WRITTEN EXERCISE:
Go through the material below and copy each line where the word "Washington" appears.

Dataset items
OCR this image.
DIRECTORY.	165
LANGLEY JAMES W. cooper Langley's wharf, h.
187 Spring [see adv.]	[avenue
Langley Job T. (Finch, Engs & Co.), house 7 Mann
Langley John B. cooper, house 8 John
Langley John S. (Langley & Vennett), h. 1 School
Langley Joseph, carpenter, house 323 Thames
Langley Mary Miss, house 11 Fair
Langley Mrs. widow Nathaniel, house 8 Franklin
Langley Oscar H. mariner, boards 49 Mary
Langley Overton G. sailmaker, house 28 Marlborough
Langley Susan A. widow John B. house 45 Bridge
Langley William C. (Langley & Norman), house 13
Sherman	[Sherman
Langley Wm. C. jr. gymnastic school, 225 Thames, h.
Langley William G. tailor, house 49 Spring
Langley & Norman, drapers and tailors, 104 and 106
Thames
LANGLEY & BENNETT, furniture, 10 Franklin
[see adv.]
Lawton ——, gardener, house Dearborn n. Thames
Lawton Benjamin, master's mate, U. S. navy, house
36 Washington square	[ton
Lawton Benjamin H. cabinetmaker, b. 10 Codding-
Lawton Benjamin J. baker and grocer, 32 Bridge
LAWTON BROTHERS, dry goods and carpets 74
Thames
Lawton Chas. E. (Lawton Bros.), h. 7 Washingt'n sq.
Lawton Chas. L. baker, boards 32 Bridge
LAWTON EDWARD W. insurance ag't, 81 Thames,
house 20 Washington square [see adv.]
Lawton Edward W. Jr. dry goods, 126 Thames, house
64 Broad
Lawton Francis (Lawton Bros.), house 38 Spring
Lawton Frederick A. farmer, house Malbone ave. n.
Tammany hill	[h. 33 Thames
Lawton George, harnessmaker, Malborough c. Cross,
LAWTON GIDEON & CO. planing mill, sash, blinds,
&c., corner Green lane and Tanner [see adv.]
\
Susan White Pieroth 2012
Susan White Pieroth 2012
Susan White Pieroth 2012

--

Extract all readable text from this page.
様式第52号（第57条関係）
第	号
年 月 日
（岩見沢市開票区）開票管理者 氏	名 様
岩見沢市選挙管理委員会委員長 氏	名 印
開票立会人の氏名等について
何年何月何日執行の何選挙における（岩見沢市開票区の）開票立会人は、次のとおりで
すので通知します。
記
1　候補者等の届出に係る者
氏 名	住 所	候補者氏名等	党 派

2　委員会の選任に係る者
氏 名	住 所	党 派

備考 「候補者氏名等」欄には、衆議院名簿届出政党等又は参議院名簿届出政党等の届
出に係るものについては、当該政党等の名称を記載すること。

--

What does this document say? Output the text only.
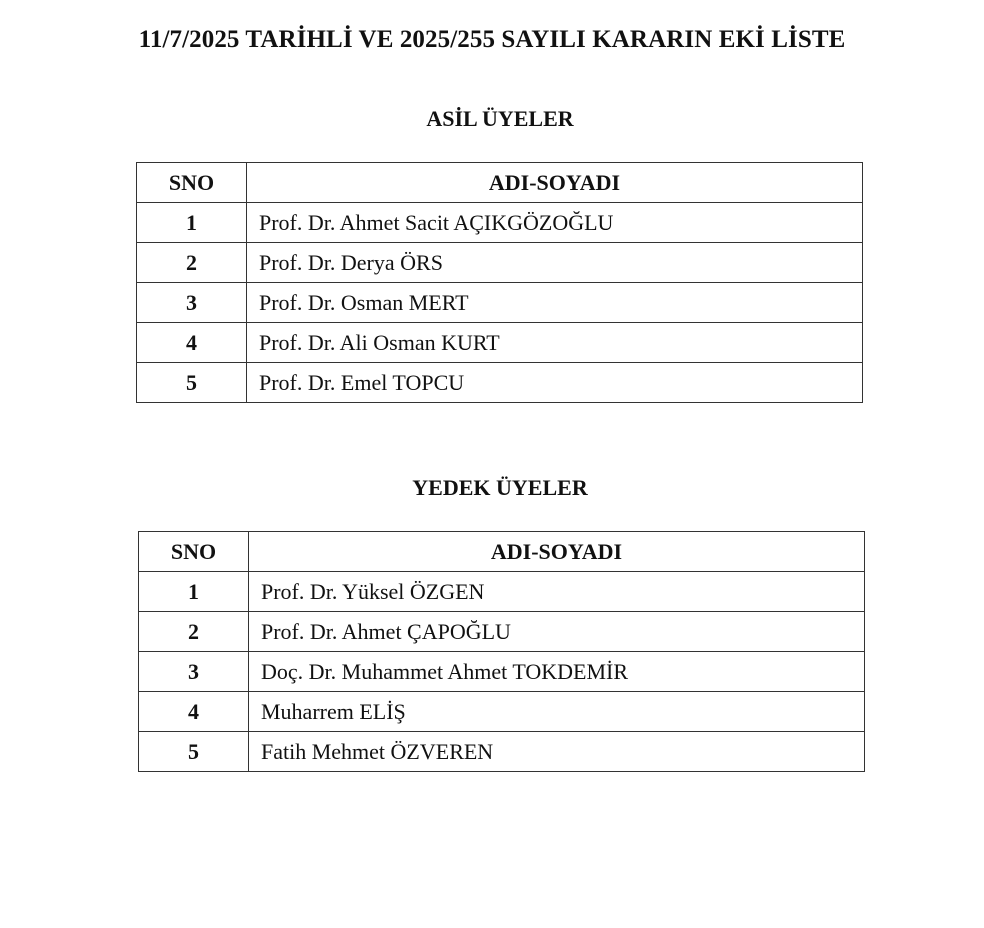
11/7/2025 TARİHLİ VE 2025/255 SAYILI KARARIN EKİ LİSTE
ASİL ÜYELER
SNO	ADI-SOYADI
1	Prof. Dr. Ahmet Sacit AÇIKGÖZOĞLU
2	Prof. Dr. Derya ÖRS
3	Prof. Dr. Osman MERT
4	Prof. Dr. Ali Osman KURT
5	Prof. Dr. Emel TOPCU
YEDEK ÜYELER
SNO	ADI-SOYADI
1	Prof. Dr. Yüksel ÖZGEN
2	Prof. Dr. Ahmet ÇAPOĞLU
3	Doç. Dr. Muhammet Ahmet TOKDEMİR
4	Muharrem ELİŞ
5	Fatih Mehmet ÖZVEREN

ANSWER FOR THE TASK:
36 Washington square	[ton
house 20 Washington square [see adv.]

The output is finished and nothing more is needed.